_The request:_
Copy out exactly the lines from the one containing "Enumerate this screenshot's" through the end of the records, and no pictures.

_Raw records:_
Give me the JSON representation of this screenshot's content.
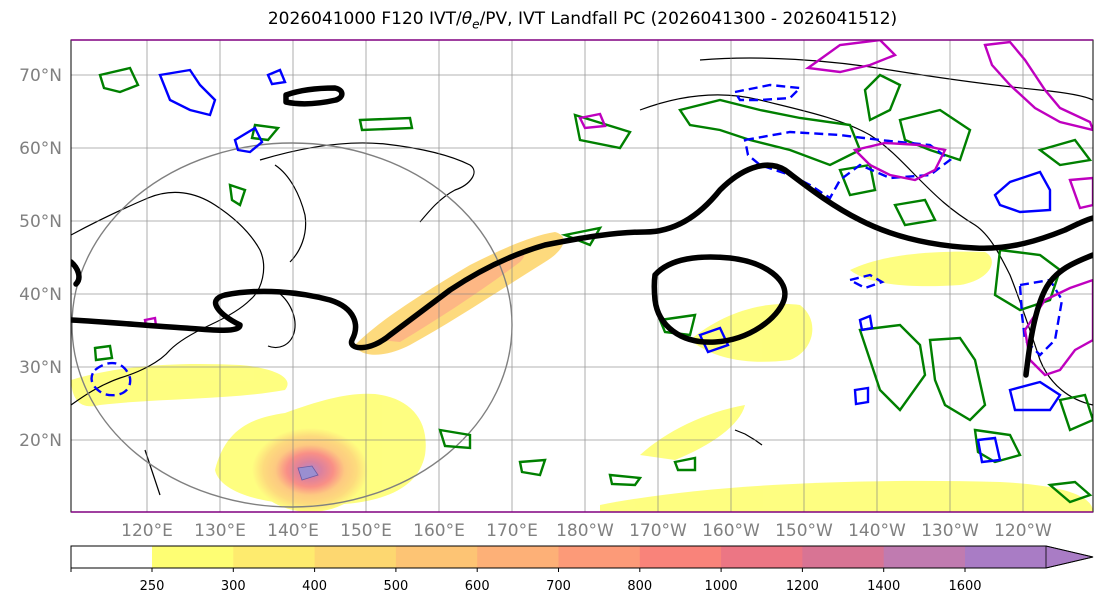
{
  "title": {
    "prefix": "2026041000 F120 IVT/",
    "theta": "θ",
    "sub": "e",
    "suffix": "/PV, IVT Landfall PC (2026041300 - 2026041512)"
  },
  "lat_labels": [
    "70°N",
    "60°N",
    "50°N",
    "40°N",
    "30°N",
    "20°N"
  ],
  "lon_labels": [
    "120°E",
    "130°E",
    "140°E",
    "150°E",
    "160°E",
    "170°E",
    "180°W",
    "170°W",
    "160°W",
    "150°W",
    "140°W",
    "130°W",
    "120°W"
  ],
  "colorbar": {
    "ticks": [
      "250",
      "300",
      "400",
      "500",
      "600",
      "700",
      "800",
      "1000",
      "1200",
      "1400",
      "1600"
    ],
    "colors": [
      "#fefe73",
      "#feeb6e",
      "#fdd770",
      "#fdc474",
      "#fdb077",
      "#fc9a78",
      "#f9837a",
      "#ec7684",
      "#d87494",
      "#c07bb0",
      "#a97cc5"
    ]
  },
  "legend_colors": {
    "pv_contour": "#000000",
    "theta_e_warm": "#008000",
    "theta_e_cold": "#0000ff",
    "ivt_pc": "#bf00bf",
    "circle": "#808080"
  }
}
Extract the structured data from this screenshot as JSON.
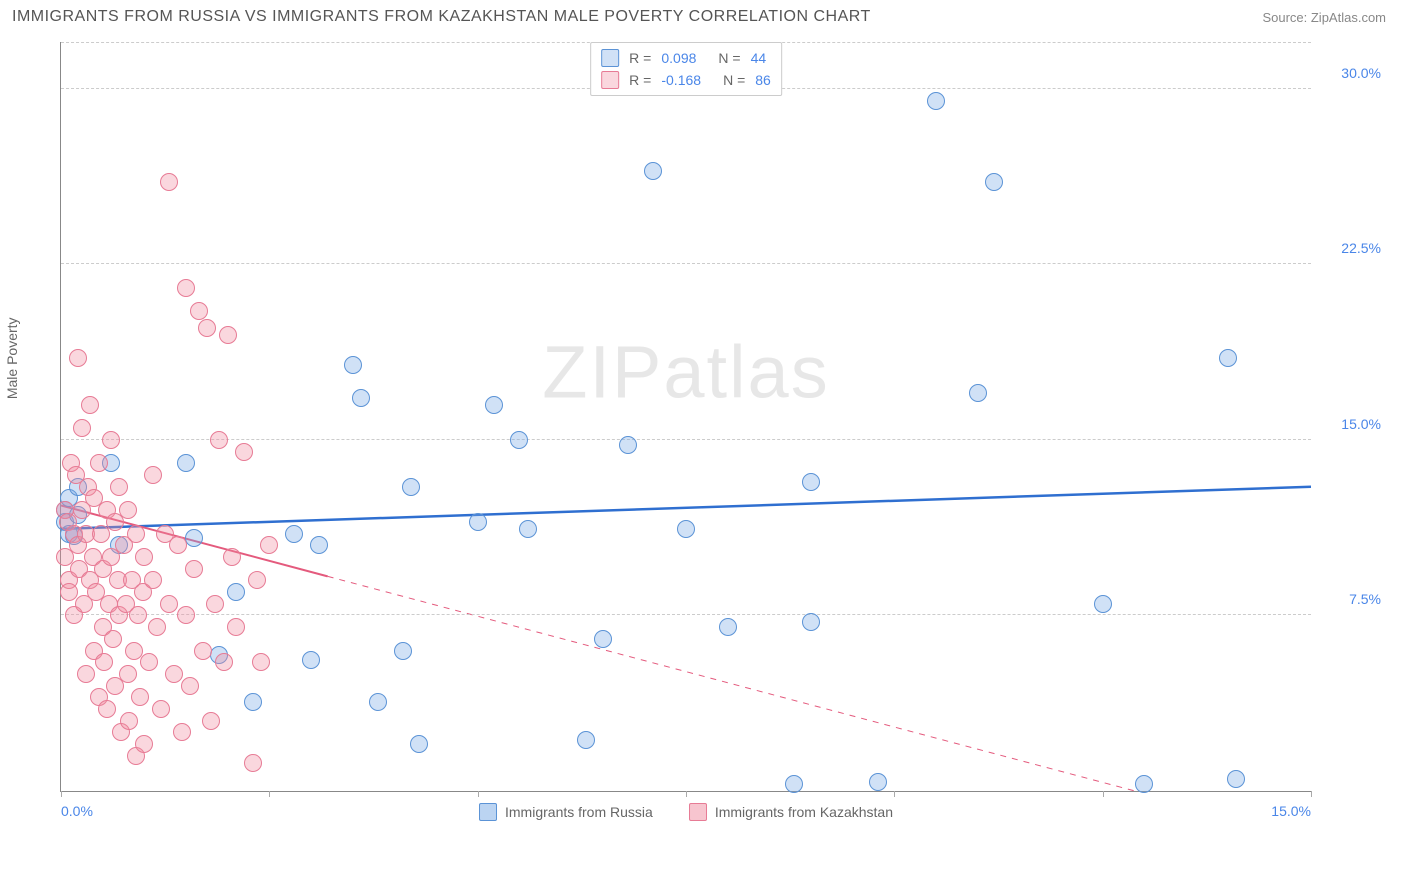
{
  "title": "IMMIGRANTS FROM RUSSIA VS IMMIGRANTS FROM KAZAKHSTAN MALE POVERTY CORRELATION CHART",
  "source": "Source: ZipAtlas.com",
  "y_axis_label": "Male Poverty",
  "watermark": "ZIPatlas",
  "chart": {
    "type": "scatter",
    "xlim": [
      0,
      15
    ],
    "ylim": [
      0,
      32
    ],
    "yticks": [
      7.5,
      15.0,
      22.5,
      30.0
    ],
    "ytick_labels": [
      "7.5%",
      "15.0%",
      "22.5%",
      "30.0%"
    ],
    "xticks": [
      0,
      2.5,
      5,
      7.5,
      10,
      12.5,
      15
    ],
    "xtick_labels_shown": {
      "0": "0.0%",
      "15": "15.0%"
    },
    "background_color": "#ffffff",
    "grid_color": "#cccccc",
    "marker_radius": 9,
    "series": [
      {
        "name": "Immigrants from Russia",
        "color_fill": "rgba(120,170,230,0.35)",
        "color_stroke": "#5b93d6",
        "r": 0.098,
        "n": 44,
        "trend": {
          "y_at_x0": 11.2,
          "y_at_xmax": 13.0,
          "color": "#2f6fd0",
          "width": 2.5,
          "dash_after_x": null
        },
        "points": [
          [
            0.05,
            12.0
          ],
          [
            0.05,
            11.5
          ],
          [
            0.1,
            12.5
          ],
          [
            0.1,
            11.0
          ],
          [
            0.15,
            10.9
          ],
          [
            0.2,
            13.0
          ],
          [
            0.2,
            11.8
          ],
          [
            0.6,
            14.0
          ],
          [
            0.7,
            10.5
          ],
          [
            1.5,
            14.0
          ],
          [
            1.6,
            10.8
          ],
          [
            1.9,
            5.8
          ],
          [
            2.1,
            8.5
          ],
          [
            2.3,
            3.8
          ],
          [
            2.8,
            11.0
          ],
          [
            3.0,
            5.6
          ],
          [
            3.1,
            10.5
          ],
          [
            3.5,
            18.2
          ],
          [
            3.6,
            16.8
          ],
          [
            3.8,
            3.8
          ],
          [
            4.1,
            6.0
          ],
          [
            4.2,
            13.0
          ],
          [
            4.3,
            2.0
          ],
          [
            5.0,
            11.5
          ],
          [
            5.2,
            16.5
          ],
          [
            5.5,
            15.0
          ],
          [
            5.6,
            11.2
          ],
          [
            6.3,
            2.2
          ],
          [
            6.5,
            6.5
          ],
          [
            6.8,
            14.8
          ],
          [
            7.1,
            26.5
          ],
          [
            7.5,
            11.2
          ],
          [
            8.0,
            7.0
          ],
          [
            8.8,
            0.3
          ],
          [
            9.0,
            7.2
          ],
          [
            9.0,
            13.2
          ],
          [
            9.8,
            0.4
          ],
          [
            10.5,
            29.5
          ],
          [
            11.0,
            17.0
          ],
          [
            11.2,
            26.0
          ],
          [
            12.5,
            8.0
          ],
          [
            13.0,
            0.3
          ],
          [
            14.0,
            18.5
          ],
          [
            14.1,
            0.5
          ]
        ]
      },
      {
        "name": "Immigrants from Kazakhstan",
        "color_fill": "rgba(240,140,160,0.35)",
        "color_stroke": "#e77b95",
        "r": -0.168,
        "n": 86,
        "trend": {
          "y_at_x0": 12.2,
          "y_at_xmax": -2.0,
          "color": "#e45a7d",
          "width": 2,
          "dash_after_x": 3.2
        },
        "points": [
          [
            0.05,
            12.0
          ],
          [
            0.05,
            10.0
          ],
          [
            0.08,
            11.5
          ],
          [
            0.1,
            9.0
          ],
          [
            0.1,
            8.5
          ],
          [
            0.12,
            14.0
          ],
          [
            0.15,
            11.0
          ],
          [
            0.15,
            7.5
          ],
          [
            0.18,
            13.5
          ],
          [
            0.2,
            18.5
          ],
          [
            0.2,
            10.5
          ],
          [
            0.22,
            9.5
          ],
          [
            0.25,
            12.0
          ],
          [
            0.25,
            15.5
          ],
          [
            0.28,
            8.0
          ],
          [
            0.3,
            11.0
          ],
          [
            0.3,
            5.0
          ],
          [
            0.32,
            13.0
          ],
          [
            0.35,
            9.0
          ],
          [
            0.35,
            16.5
          ],
          [
            0.38,
            10.0
          ],
          [
            0.4,
            6.0
          ],
          [
            0.4,
            12.5
          ],
          [
            0.42,
            8.5
          ],
          [
            0.45,
            14.0
          ],
          [
            0.45,
            4.0
          ],
          [
            0.48,
            11.0
          ],
          [
            0.5,
            9.5
          ],
          [
            0.5,
            7.0
          ],
          [
            0.52,
            5.5
          ],
          [
            0.55,
            12.0
          ],
          [
            0.55,
            3.5
          ],
          [
            0.58,
            8.0
          ],
          [
            0.6,
            10.0
          ],
          [
            0.6,
            15.0
          ],
          [
            0.62,
            6.5
          ],
          [
            0.65,
            11.5
          ],
          [
            0.65,
            4.5
          ],
          [
            0.68,
            9.0
          ],
          [
            0.7,
            13.0
          ],
          [
            0.7,
            7.5
          ],
          [
            0.72,
            2.5
          ],
          [
            0.75,
            10.5
          ],
          [
            0.78,
            8.0
          ],
          [
            0.8,
            5.0
          ],
          [
            0.8,
            12.0
          ],
          [
            0.82,
            3.0
          ],
          [
            0.85,
            9.0
          ],
          [
            0.88,
            6.0
          ],
          [
            0.9,
            11.0
          ],
          [
            0.9,
            1.5
          ],
          [
            0.92,
            7.5
          ],
          [
            0.95,
            4.0
          ],
          [
            0.98,
            8.5
          ],
          [
            1.0,
            10.0
          ],
          [
            1.0,
            2.0
          ],
          [
            1.05,
            5.5
          ],
          [
            1.1,
            9.0
          ],
          [
            1.1,
            13.5
          ],
          [
            1.15,
            7.0
          ],
          [
            1.2,
            3.5
          ],
          [
            1.25,
            11.0
          ],
          [
            1.3,
            26.0
          ],
          [
            1.3,
            8.0
          ],
          [
            1.35,
            5.0
          ],
          [
            1.4,
            10.5
          ],
          [
            1.45,
            2.5
          ],
          [
            1.5,
            21.5
          ],
          [
            1.5,
            7.5
          ],
          [
            1.55,
            4.5
          ],
          [
            1.6,
            9.5
          ],
          [
            1.65,
            20.5
          ],
          [
            1.7,
            6.0
          ],
          [
            1.75,
            19.8
          ],
          [
            1.8,
            3.0
          ],
          [
            1.85,
            8.0
          ],
          [
            1.9,
            15.0
          ],
          [
            1.95,
            5.5
          ],
          [
            2.0,
            19.5
          ],
          [
            2.05,
            10.0
          ],
          [
            2.1,
            7.0
          ],
          [
            2.2,
            14.5
          ],
          [
            2.3,
            1.2
          ],
          [
            2.35,
            9.0
          ],
          [
            2.4,
            5.5
          ],
          [
            2.5,
            10.5
          ]
        ]
      }
    ]
  },
  "legend_bottom": [
    {
      "label": "Immigrants from Russia",
      "fill": "rgba(120,170,230,0.5)",
      "stroke": "#5b93d6"
    },
    {
      "label": "Immigrants from Kazakhstan",
      "fill": "rgba(240,140,160,0.5)",
      "stroke": "#e77b95"
    }
  ]
}
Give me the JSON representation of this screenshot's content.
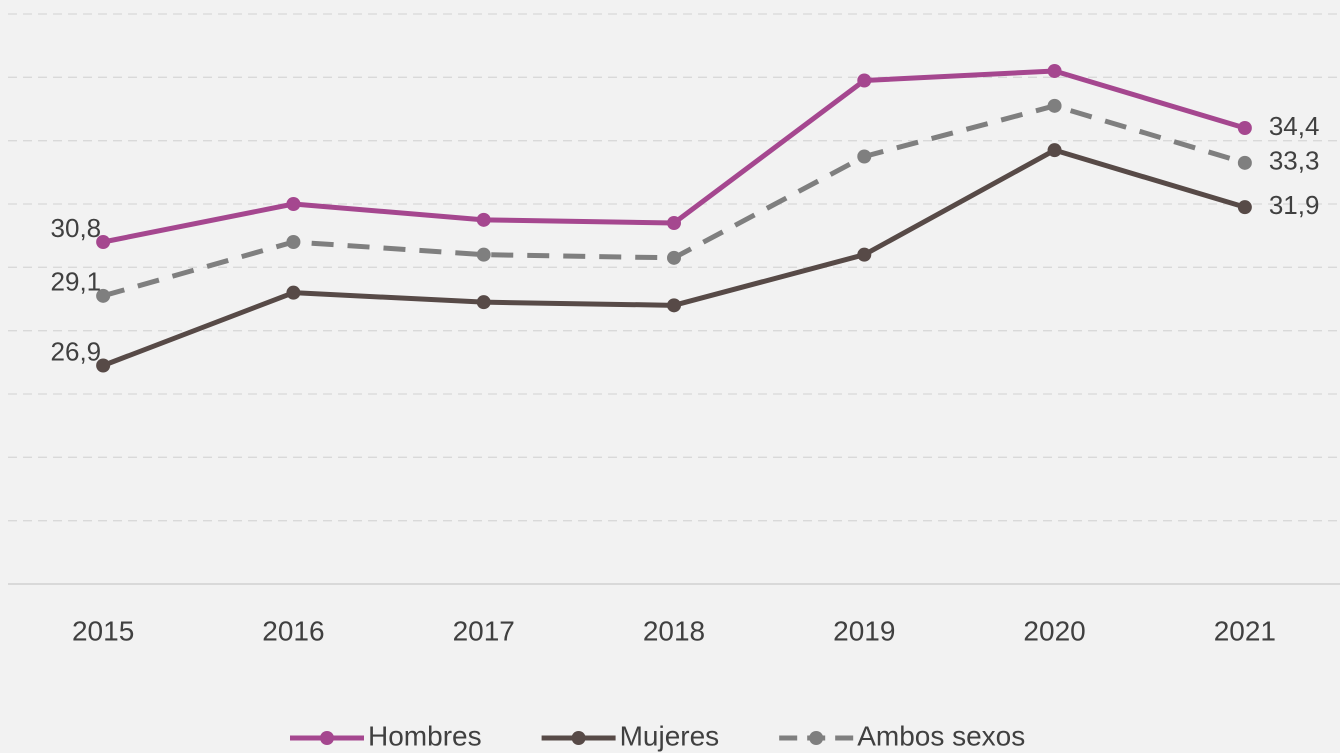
{
  "chart_data": {
    "type": "line",
    "categories": [
      "2015",
      "2016",
      "2017",
      "2018",
      "2019",
      "2020",
      "2021"
    ],
    "series": [
      {
        "name": "Hombres",
        "color": "#a5478f",
        "dashed": false,
        "values": [
          30.8,
          32.0,
          31.5,
          31.4,
          35.9,
          36.2,
          34.4
        ],
        "value_labels": [
          "30,8",
          null,
          null,
          null,
          null,
          null,
          "34,4"
        ]
      },
      {
        "name": "Mujeres",
        "color": "#574a47",
        "dashed": false,
        "values": [
          26.9,
          29.2,
          28.9,
          28.8,
          30.4,
          33.7,
          31.9
        ],
        "value_labels": [
          "26,9",
          null,
          null,
          null,
          null,
          null,
          "31,9"
        ]
      },
      {
        "name": "Ambos sexos",
        "color": "#7f7f7f",
        "dashed": true,
        "values": [
          29.1,
          30.8,
          30.4,
          30.3,
          33.5,
          35.1,
          33.3
        ],
        "value_labels": [
          "29,1",
          null,
          null,
          null,
          null,
          null,
          "33,3"
        ]
      }
    ],
    "ylim": [
      20,
      38
    ],
    "yticks": [
      20,
      22,
      24,
      26,
      28,
      30,
      32,
      34,
      36,
      38
    ],
    "grid": true,
    "legend": "bottom"
  }
}
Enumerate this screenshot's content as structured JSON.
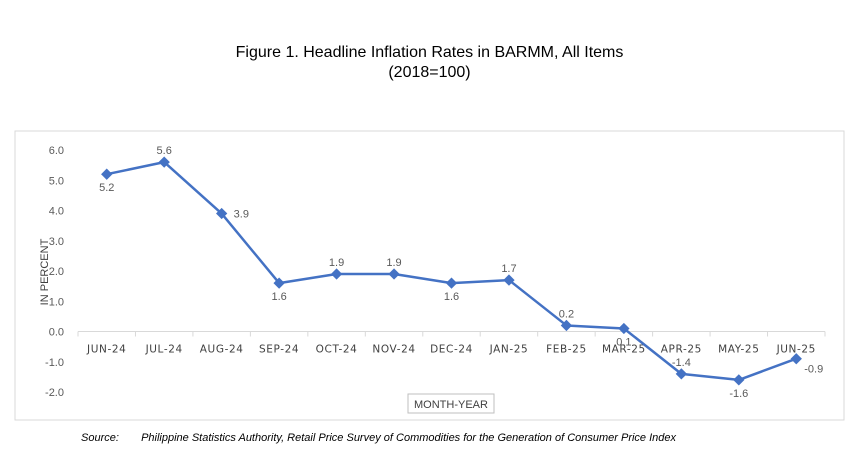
{
  "chart_data": {
    "type": "line",
    "title": "Figure 1. Headline Inflation Rates in BARMM, All Items",
    "subtitle": "(2018=100)",
    "xlabel": "MONTH-YEAR",
    "ylabel": "IN PERCENT",
    "ylim": [
      -2.0,
      6.0
    ],
    "yticks": [
      "6.0",
      "5.0",
      "4.0",
      "3.0",
      "2.0",
      "1.0",
      "0.0",
      "-1.0",
      "-2.0"
    ],
    "categories": [
      "JUN-24",
      "JUL-24",
      "AUG-24",
      "SEP-24",
      "OCT-24",
      "NOV-24",
      "DEC-24",
      "JAN-25",
      "FEB-25",
      "MAR-25",
      "APR-25",
      "MAY-25",
      "JUN-25"
    ],
    "series": [
      {
        "values": [
          5.2,
          5.6,
          3.9,
          1.6,
          1.9,
          1.9,
          1.6,
          1.7,
          0.2,
          0.1,
          -1.4,
          -1.6,
          -0.9
        ],
        "labels": [
          "5.2",
          "5.6",
          "3.9",
          "1.6",
          "1.9",
          "1.9",
          "1.6",
          "1.7",
          "0.2",
          "0.1",
          "-1.4",
          "-1.6",
          "-0.9"
        ],
        "color": "#4472C4"
      }
    ],
    "grid": false,
    "legend": "none"
  },
  "source": {
    "label": "Source:",
    "text": "Philippine Statistics Authority, Retail Price Survey of Commodities for the Generation of Consumer Price Index"
  }
}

_Written solution:_
Enumerate this screenshot's content as structured JSON.
{
  "chart_data": {
    "type": "line",
    "title": "Figure 1. Headline Inflation Rates in BARMM, All Items",
    "subtitle": "(2018=100)",
    "xlabel": "MONTH-YEAR",
    "ylabel": "IN PERCENT",
    "ylim": [
      -2.0,
      6.0
    ],
    "yticks": [
      "6.0",
      "5.0",
      "4.0",
      "3.0",
      "2.0",
      "1.0",
      "0.0",
      "-1.0",
      "-2.0"
    ],
    "categories": [
      "JUN-24",
      "JUL-24",
      "AUG-24",
      "SEP-24",
      "OCT-24",
      "NOV-24",
      "DEC-24",
      "JAN-25",
      "FEB-25",
      "MAR-25",
      "APR-25",
      "MAY-25",
      "JUN-25"
    ],
    "series": [
      {
        "values": [
          5.2,
          5.6,
          3.9,
          1.6,
          1.9,
          1.9,
          1.6,
          1.7,
          0.2,
          0.1,
          -1.4,
          -1.6,
          -0.9
        ],
        "labels": [
          "5.2",
          "5.6",
          "3.9",
          "1.6",
          "1.9",
          "1.9",
          "1.6",
          "1.7",
          "0.2",
          "0.1",
          "-1.4",
          "-1.6",
          "-0.9"
        ],
        "color": "#4472C4"
      }
    ],
    "grid": false,
    "legend": "none"
  },
  "source": {
    "label": "Source:",
    "text": "Philippine Statistics Authority, Retail Price Survey of Commodities for the Generation of Consumer Price Index"
  }
}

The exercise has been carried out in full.